**Do this:**
From the entries below, copy every line that holds the word "Long".
## BEGIN
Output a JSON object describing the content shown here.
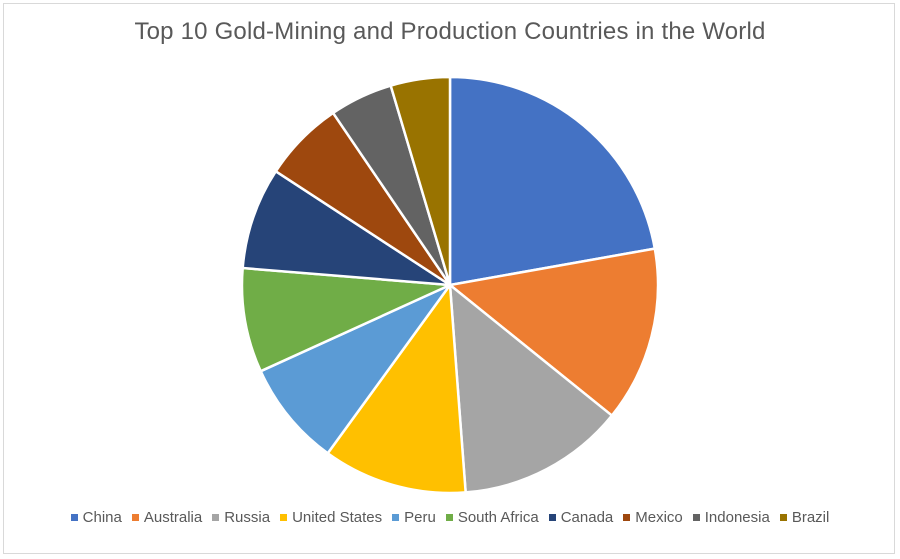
{
  "chart_data": {
    "type": "pie",
    "title": "Top 10 Gold-Mining and Production Countries in the World",
    "categories": [
      "China",
      "Australia",
      "Russia",
      "United States",
      "Peru",
      "South Africa",
      "Canada",
      "Mexico",
      "Indonesia",
      "Brazil"
    ],
    "values": [
      22.2,
      13.6,
      13.0,
      11.2,
      8.2,
      8.1,
      7.9,
      6.3,
      4.9,
      4.6
    ],
    "colors": [
      "#4472c4",
      "#ed7d31",
      "#a5a5a5",
      "#ffc000",
      "#5b9bd5",
      "#70ad47",
      "#264478",
      "#9e480e",
      "#636363",
      "#997300"
    ],
    "legend_position": "bottom",
    "start_angle": "12 o'clock, clockwise"
  }
}
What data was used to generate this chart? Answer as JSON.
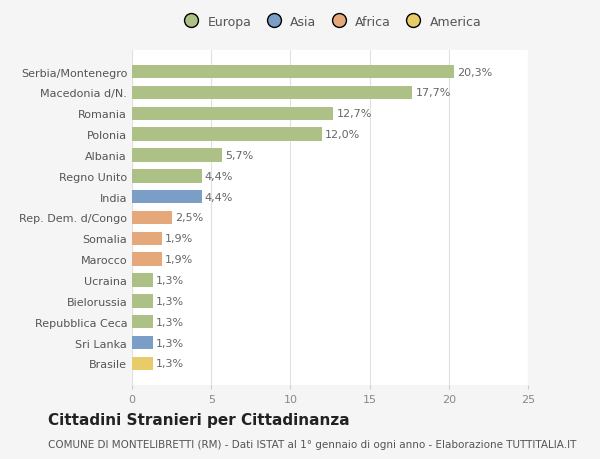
{
  "categories": [
    "Serbia/Montenegro",
    "Macedonia d/N.",
    "Romania",
    "Polonia",
    "Albania",
    "Regno Unito",
    "India",
    "Rep. Dem. d/Congo",
    "Somalia",
    "Marocco",
    "Ucraina",
    "Bielorussia",
    "Repubblica Ceca",
    "Sri Lanka",
    "Brasile"
  ],
  "values": [
    20.3,
    17.7,
    12.7,
    12.0,
    5.7,
    4.4,
    4.4,
    2.5,
    1.9,
    1.9,
    1.3,
    1.3,
    1.3,
    1.3,
    1.3
  ],
  "labels": [
    "20,3%",
    "17,7%",
    "12,7%",
    "12,0%",
    "5,7%",
    "4,4%",
    "4,4%",
    "2,5%",
    "1,9%",
    "1,9%",
    "1,3%",
    "1,3%",
    "1,3%",
    "1,3%",
    "1,3%"
  ],
  "bar_colors": [
    "#adc186",
    "#adc186",
    "#adc186",
    "#adc186",
    "#adc186",
    "#adc186",
    "#7a9ec5",
    "#e5a87a",
    "#e5a87a",
    "#e5a87a",
    "#adc186",
    "#adc186",
    "#adc186",
    "#7a9ec5",
    "#e8cc6a"
  ],
  "legend_labels": [
    "Europa",
    "Asia",
    "Africa",
    "America"
  ],
  "legend_colors": [
    "#adc186",
    "#7a9ec5",
    "#e5a87a",
    "#e8cc6a"
  ],
  "title": "Cittadini Stranieri per Cittadinanza",
  "subtitle": "COMUNE DI MONTELIBRETTI (RM) - Dati ISTAT al 1° gennaio di ogni anno - Elaborazione TUTTITALIA.IT",
  "xlim": [
    0,
    25
  ],
  "xticks": [
    0,
    5,
    10,
    15,
    20,
    25
  ],
  "background_color": "#f5f5f5",
  "bar_bg_color": "#ffffff",
  "grid_color": "#e0e0e0",
  "title_fontsize": 11,
  "subtitle_fontsize": 7.5,
  "label_fontsize": 8,
  "tick_fontsize": 8,
  "legend_fontsize": 9
}
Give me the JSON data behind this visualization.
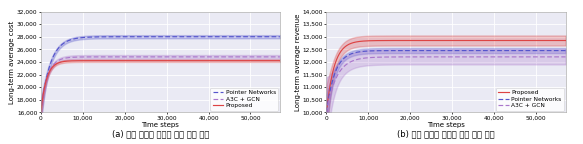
{
  "fig_width": 5.83,
  "fig_height": 1.44,
  "dpi": 100,
  "subplot_a": {
    "title": "(a) 제안 기법의 장기적 비용 비교 결과",
    "ylabel": "Long-term average cost",
    "xlabel": "Time steps",
    "ylim": [
      16000,
      32000
    ],
    "xlim": [
      0,
      57000
    ],
    "yticks": [
      16000,
      18000,
      20000,
      22000,
      24000,
      26000,
      28000,
      30000,
      32000
    ],
    "xticks": [
      0,
      10000,
      20000,
      30000,
      40000,
      50000
    ],
    "lines": {
      "pointer": {
        "color": "#5555cc",
        "style": "--",
        "label": "Pointer Networks",
        "start": 16000,
        "end": 28000,
        "rise_speed": 0.00045,
        "std_start": 1800,
        "std_end": 250
      },
      "a3c": {
        "color": "#aa77cc",
        "style": "--",
        "label": "A3C + GCN",
        "start": 16000,
        "end": 24800,
        "rise_speed": 0.00065,
        "std_start": 1400,
        "std_end": 300
      },
      "proposed": {
        "color": "#dd4444",
        "style": "-",
        "label": "Proposed",
        "start": 16000,
        "end": 24200,
        "rise_speed": 0.00075,
        "std_start": 900,
        "std_end": 200
      }
    },
    "legend_order": [
      "pointer",
      "a3c",
      "proposed"
    ]
  },
  "subplot_b": {
    "title": "(b) 제안 기법의 장기적 이득 비교 결과",
    "ylabel": "Long-term average revenue",
    "xlabel": "Time steps",
    "ylim": [
      10000,
      14000
    ],
    "xlim": [
      0,
      57000
    ],
    "yticks": [
      10000,
      10500,
      11000,
      11500,
      12000,
      12500,
      13000,
      13500,
      14000
    ],
    "xticks": [
      0,
      10000,
      20000,
      30000,
      40000,
      50000
    ],
    "lines": {
      "proposed": {
        "color": "#dd4444",
        "style": "-",
        "label": "Proposed",
        "start": 10000,
        "end": 12850,
        "rise_speed": 0.00055,
        "std_start": 900,
        "std_end": 200
      },
      "pointer": {
        "color": "#5555cc",
        "style": "--",
        "label": "Pointer Networks",
        "start": 10000,
        "end": 12450,
        "rise_speed": 0.0005,
        "std_start": 600,
        "std_end": 100
      },
      "a3c": {
        "color": "#aa77cc",
        "style": "--",
        "label": "A3C + GCN",
        "start": 10000,
        "end": 12200,
        "rise_speed": 0.00042,
        "std_start": 1100,
        "std_end": 300
      }
    },
    "legend_order": [
      "proposed",
      "pointer",
      "a3c"
    ]
  },
  "background_color": "#eaeaf4",
  "grid_color": "white",
  "label_fontsize": 5.0,
  "tick_fontsize": 4.2,
  "legend_fontsize": 4.2,
  "title_fontsize": 6.0,
  "linewidth": 0.85,
  "alpha_fill": 0.28
}
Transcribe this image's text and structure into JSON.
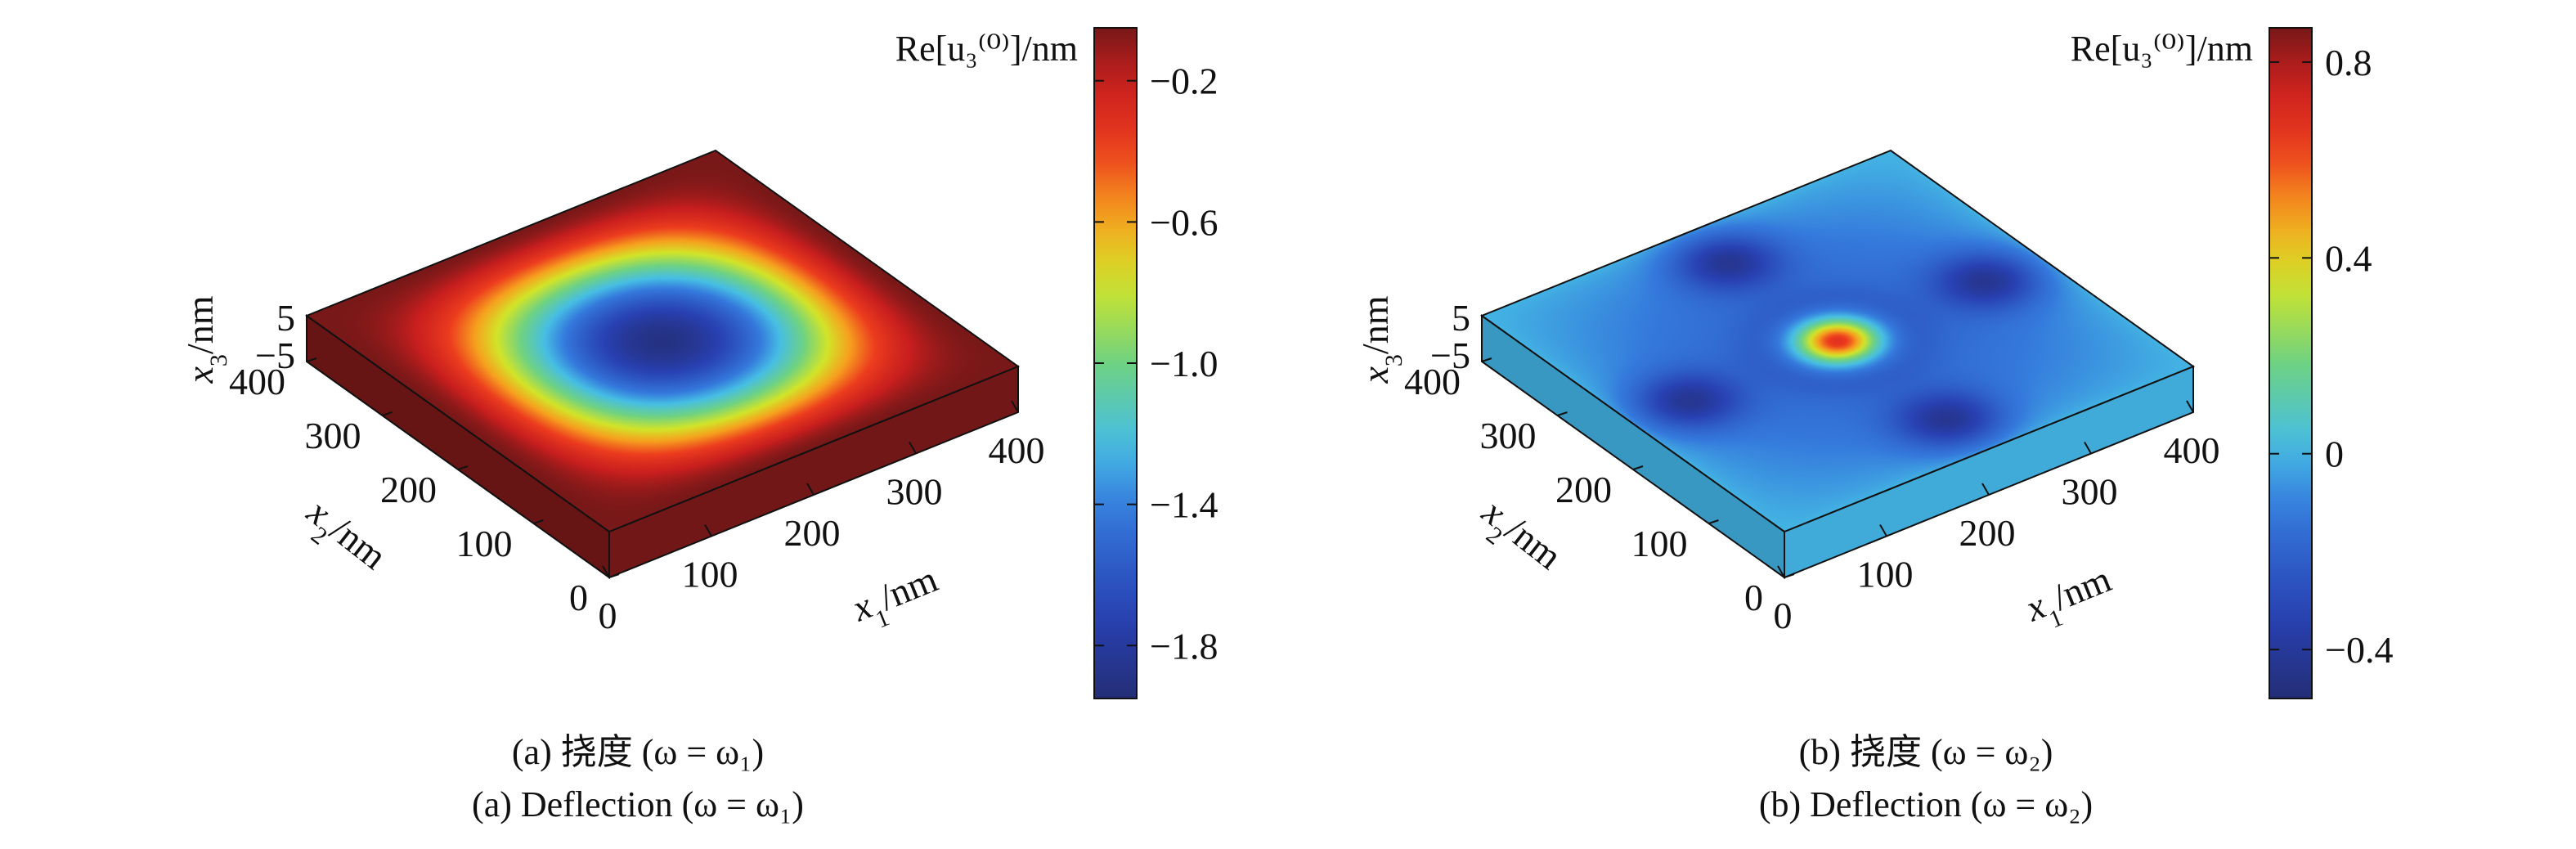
{
  "chart_data": [
    {
      "type": "surface3d",
      "title": "",
      "caption_cn": "(a) 挠度 (ω = ω₁)",
      "caption_en": "(a) Deflection (ω = ω₁)",
      "caption_prefix": "(a)",
      "caption_word_cn": "挠度",
      "caption_word_en": "Deflection",
      "omega_sub": "1",
      "xlabel": "x₁/nm",
      "ylabel": "x₂/nm",
      "zlabel": "x₃/nm",
      "x_ticks": [
        "0",
        "100",
        "200",
        "300",
        "400"
      ],
      "y_ticks": [
        "0",
        "100",
        "200",
        "300",
        "400"
      ],
      "z_ticks": [
        "5",
        "−5"
      ],
      "xlim": [
        0,
        400
      ],
      "ylim": [
        0,
        400
      ],
      "zlim": [
        -5,
        5
      ],
      "colorbar": {
        "label": "Re[u₃⁽⁰⁾]/nm",
        "range": [
          -1.95,
          -0.05
        ],
        "ticks": [
          -0.2,
          -0.6,
          -1.0,
          -1.4,
          -1.8
        ],
        "tick_labels": [
          "−0.2",
          "−0.6",
          "−1.0",
          "−1.4",
          "−1.8"
        ],
        "colormap": "jet"
      },
      "field": {
        "mode": "mode1",
        "center_value": -1.9,
        "edge_value": -0.05,
        "side_value": -0.05
      }
    },
    {
      "type": "surface3d",
      "title": "",
      "caption_cn": "(b) 挠度 (ω = ω₂)",
      "caption_en": "(b) Deflection (ω = ω₂)",
      "caption_prefix": "(b)",
      "caption_word_cn": "挠度",
      "caption_word_en": "Deflection",
      "omega_sub": "2",
      "xlabel": "x₁/nm",
      "ylabel": "x₂/nm",
      "zlabel": "x₃/nm",
      "x_ticks": [
        "0",
        "100",
        "200",
        "300",
        "400"
      ],
      "y_ticks": [
        "0",
        "100",
        "200",
        "300",
        "400"
      ],
      "z_ticks": [
        "5",
        "−5"
      ],
      "xlim": [
        0,
        400
      ],
      "ylim": [
        0,
        400
      ],
      "zlim": [
        -5,
        5
      ],
      "colorbar": {
        "label": "Re[u₃⁽⁰⁾]/nm",
        "range": [
          -0.5,
          0.87
        ],
        "ticks": [
          0.8,
          0.4,
          0,
          -0.4
        ],
        "tick_labels": [
          "0.8",
          "0.4",
          "0",
          "−0.4"
        ],
        "colormap": "jet"
      },
      "field": {
        "mode": "mode2",
        "center_value": 0.85,
        "edge_value": 0.0,
        "side_value": 0.0
      }
    }
  ]
}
## END
**Exercise answer:**
    "ylabel": "Long-term average cost",
    "ylabel": "Long-term average revenue",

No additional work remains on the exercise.